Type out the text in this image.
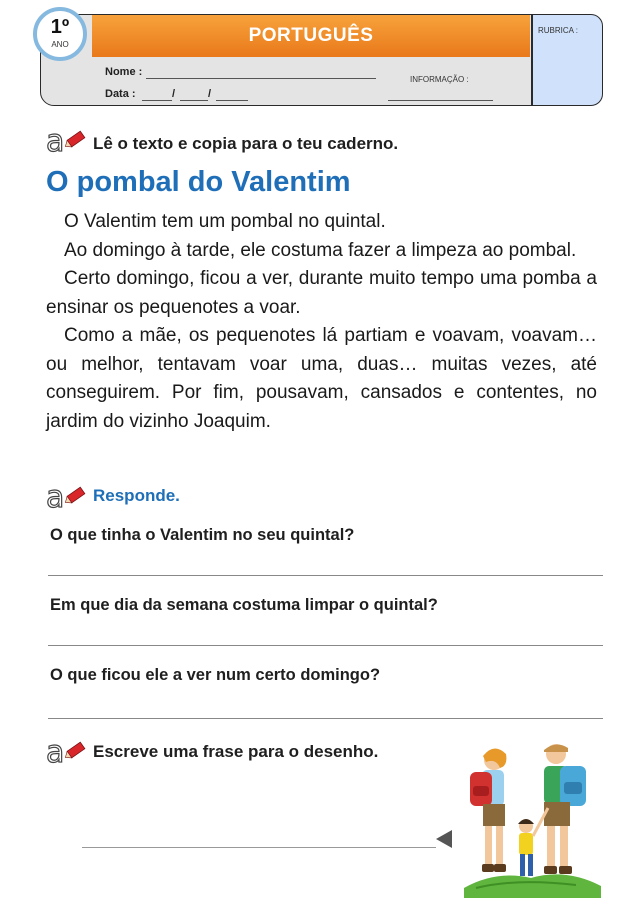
PORTUGUÊS	RUBRICA :
1º
ANO
Nome :
INFORMAÇÃO :
Data :	/	/
a Lê o texto e copia para o teu caderno.
O pombal do Valentim

O Valentim tem um pombal no quintal.

Ao domingo à tarde, ele costuma fazer a limpeza ao pombal.

Certo domingo, ficou a ver, durante muito tempo uma pomba a ensinar os pequenotes a voar.

Como a mãe, os pequenotes lá partiam e voavam, voavam… ou melhor, tentavam voar uma, duas… muitas vezes, até conseguirem. Por fim, pousavam, cansados e contentes, no jardim do vizinho Joaquim.

a Responde.
O que tinha o Valentim no seu quintal?
Em que dia da semana costuma limpar o quintal?
O que ficou ele a ver num certo domingo?
a Escreve uma frase para o desenho.
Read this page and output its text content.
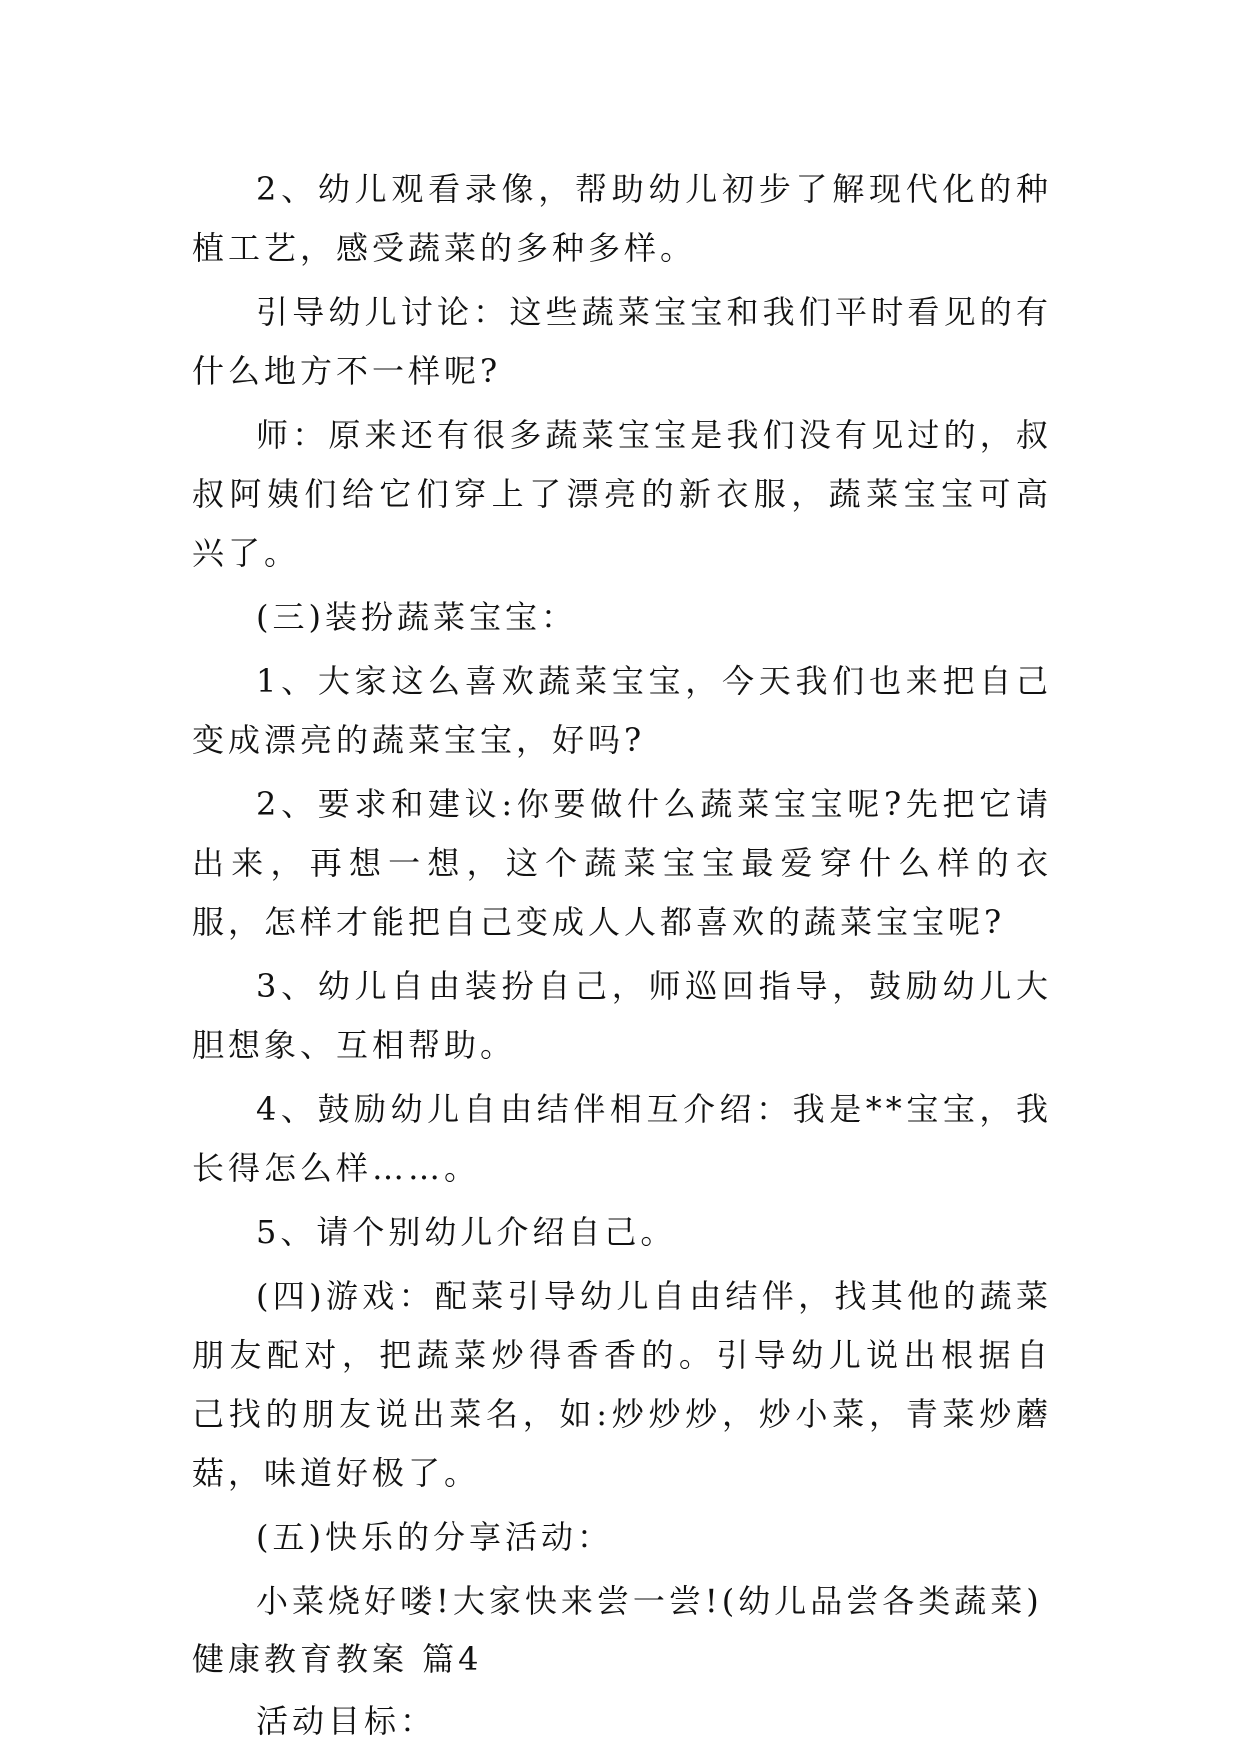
2、幼儿观看录像，帮助幼儿初步了解现代化的种植工艺，感受蔬菜的多种多样。

引导幼儿讨论：这些蔬菜宝宝和我们平时看见的有什么地方不一样呢?

师：原来还有很多蔬菜宝宝是我们没有见过的，叔叔阿姨们给它们穿上了漂亮的新衣服，蔬菜宝宝可高兴了。

(三)装扮蔬菜宝宝：

1、大家这么喜欢蔬菜宝宝，今天我们也来把自己变成漂亮的蔬菜宝宝，好吗?

2、要求和建议:你要做什么蔬菜宝宝呢?先把它请出来，再想一想，这个蔬菜宝宝最爱穿什么样的衣服，怎样才能把自己变成人人都喜欢的蔬菜宝宝呢?

3、幼儿自由装扮自己，师巡回指导，鼓励幼儿大胆想象、互相帮助。

4、鼓励幼儿自由结伴相互介绍：我是**宝宝，我长得怎么样……。

5、请个别幼儿介绍自己。

(四)游戏：配菜引导幼儿自由结伴，找其他的蔬菜朋友配对，把蔬菜炒得香香的。引导幼儿说出根据自己找的朋友说出菜名，如:炒炒炒，炒小菜，青菜炒蘑菇，味道好极了。

(五)快乐的分享活动：

小菜烧好喽!大家快来尝一尝!(幼儿品尝各类蔬菜)

健康教育教案 篇4

活动目标：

- - -

▶ **Work to complete**
Repeat all of the entries word for word, but omit the pictures.

▶ **Right answer**
Type out the text in this image.
PORTUGUÊS	RUBRICA :
1º
ANO
Nome :
INFORMAÇÃO :
Data :	/	/
a Lê o texto e copia para o teu caderno.
O pombal do Valentim

O Valentim tem um pombal no quintal.

Ao domingo à tarde, ele costuma fazer a limpeza ao pombal.

Certo domingo, ficou a ver, durante muito tempo uma pomba a ensinar os pequenotes a voar.

Como a mãe, os pequenotes lá partiam e voavam, voavam… ou melhor, tentavam voar uma, duas… muitas vezes, até conseguirem. Por fim, pousavam, cansados e contentes, no jardim do vizinho Joaquim.

a Responde.
O que tinha o Valentim no seu quintal?
Em que dia da semana costuma limpar o quintal?
O que ficou ele a ver num certo domingo?
a Escreve uma frase para o desenho.
Read this page and output its text content.
2、幼儿观看录像，帮助幼儿初步了解现代化的种植工艺，感受蔬菜的多种多样。

引导幼儿讨论：这些蔬菜宝宝和我们平时看见的有什么地方不一样呢?

师：原来还有很多蔬菜宝宝是我们没有见过的，叔叔阿姨们给它们穿上了漂亮的新衣服，蔬菜宝宝可高兴了。

(三)装扮蔬菜宝宝：

1、大家这么喜欢蔬菜宝宝，今天我们也来把自己变成漂亮的蔬菜宝宝，好吗?

2、要求和建议:你要做什么蔬菜宝宝呢?先把它请出来，再想一想，这个蔬菜宝宝最爱穿什么样的衣服，怎样才能把自己变成人人都喜欢的蔬菜宝宝呢?

3、幼儿自由装扮自己，师巡回指导，鼓励幼儿大胆想象、互相帮助。

4、鼓励幼儿自由结伴相互介绍：我是**宝宝，我长得怎么样……。

5、请个别幼儿介绍自己。

(四)游戏：配菜引导幼儿自由结伴，找其他的蔬菜朋友配对，把蔬菜炒得香香的。引导幼儿说出根据自己找的朋友说出菜名，如:炒炒炒，炒小菜，青菜炒蘑菇，味道好极了。

(五)快乐的分享活动：

小菜烧好喽!大家快来尝一尝!(幼儿品尝各类蔬菜)

健康教育教案 篇4

活动目标：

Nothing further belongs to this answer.